──────── Provided material ────────

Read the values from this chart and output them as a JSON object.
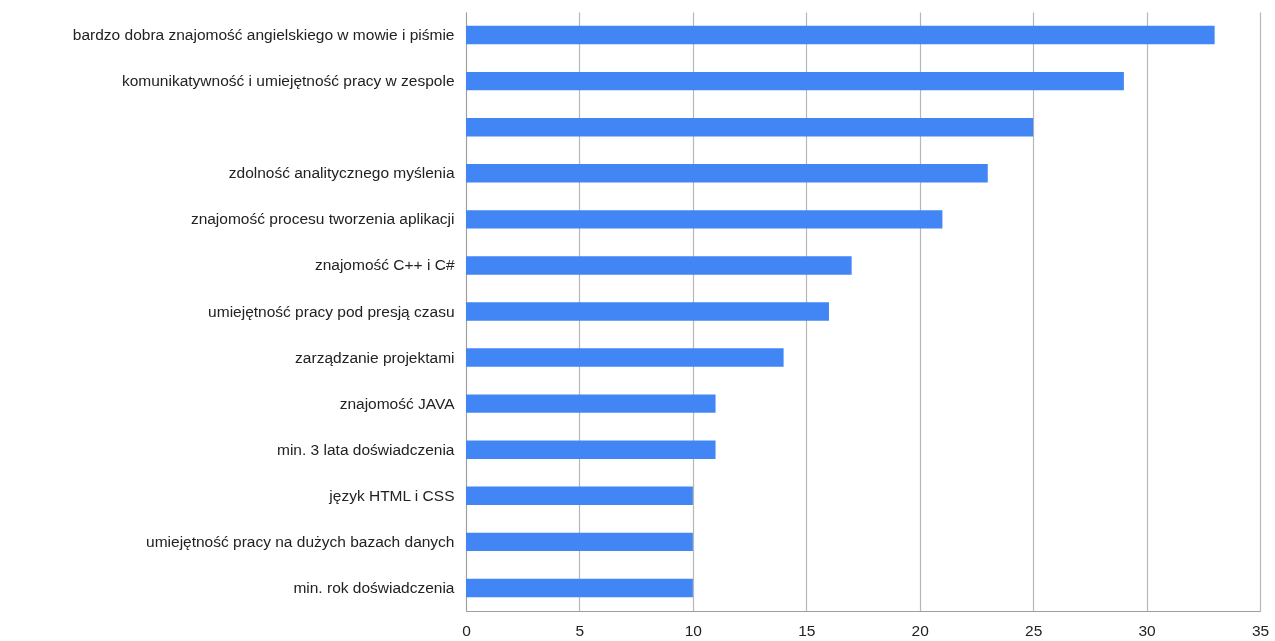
{
  "chart_data": {
    "type": "bar",
    "orientation": "horizontal",
    "categories": [
      "bardzo dobra znajomość angielskiego w mowie i piśmie",
      "komunikatywność i umiejętność pracy w zespole",
      null,
      "zdolność analitycznego myślenia",
      "znajomość procesu tworzenia aplikacji",
      "znajomość C++ i C#",
      "umiejętność pracy pod presją czasu",
      "zarządzanie projektami",
      "znajomość JAVA",
      "min. 3 lata doświadczenia",
      "język HTML i CSS",
      "umiejętność pracy na dużych bazach danych",
      "min. rok doświadczenia"
    ],
    "values": [
      33,
      29,
      25,
      23,
      21,
      17,
      16,
      14,
      11,
      11,
      10,
      10,
      10
    ],
    "color": "#4285f4",
    "xlim": [
      0,
      35
    ],
    "xticks": [
      0,
      5,
      10,
      15,
      20,
      25,
      30,
      35
    ],
    "grid": "x"
  }
}
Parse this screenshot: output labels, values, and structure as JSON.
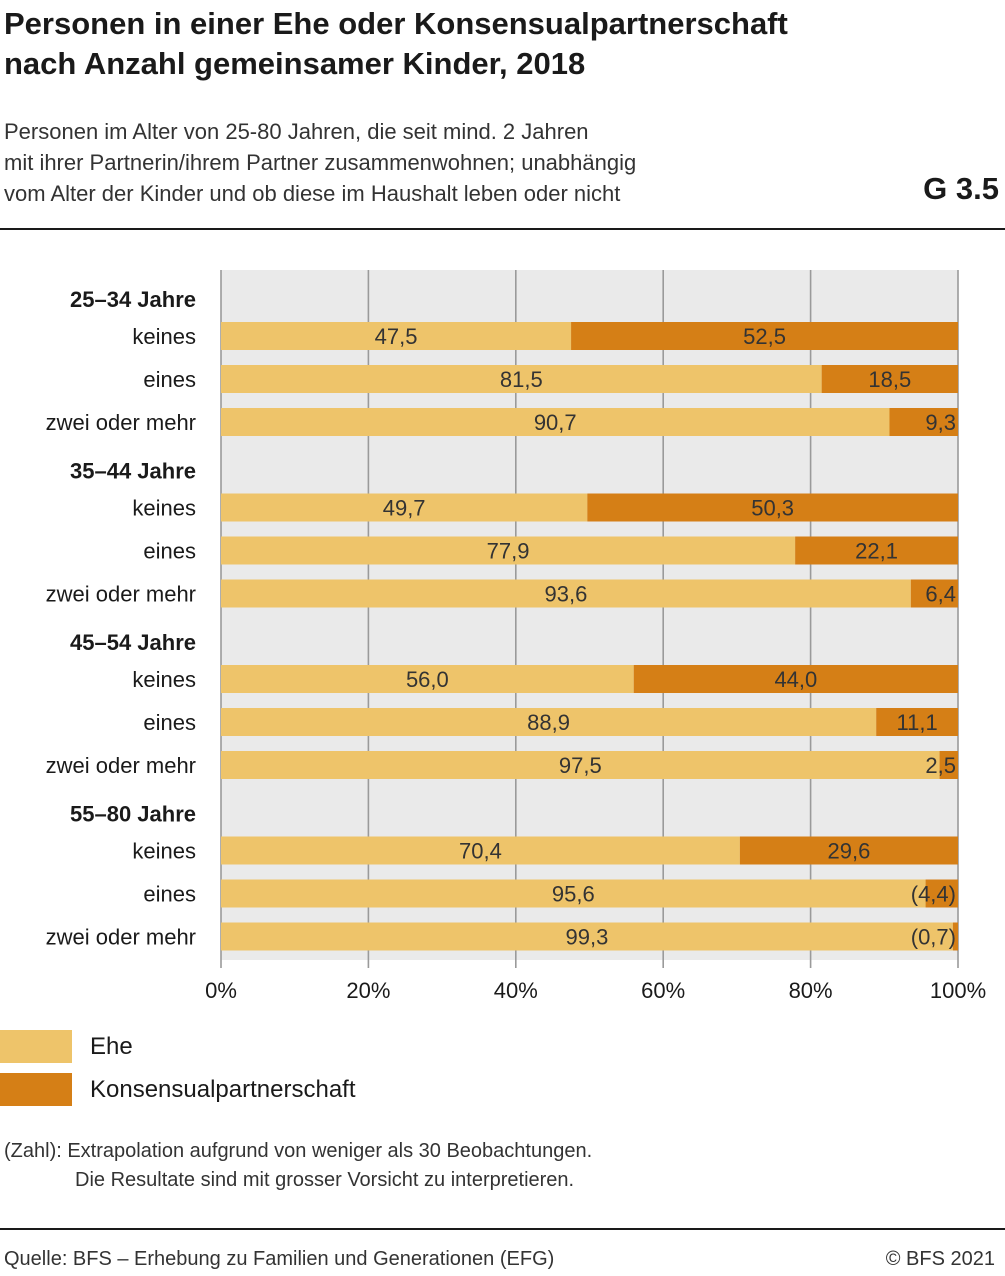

────────

To be done:
Report how many lines in the listing include the word "this". Give nothing but the count.

Exercise answer:
2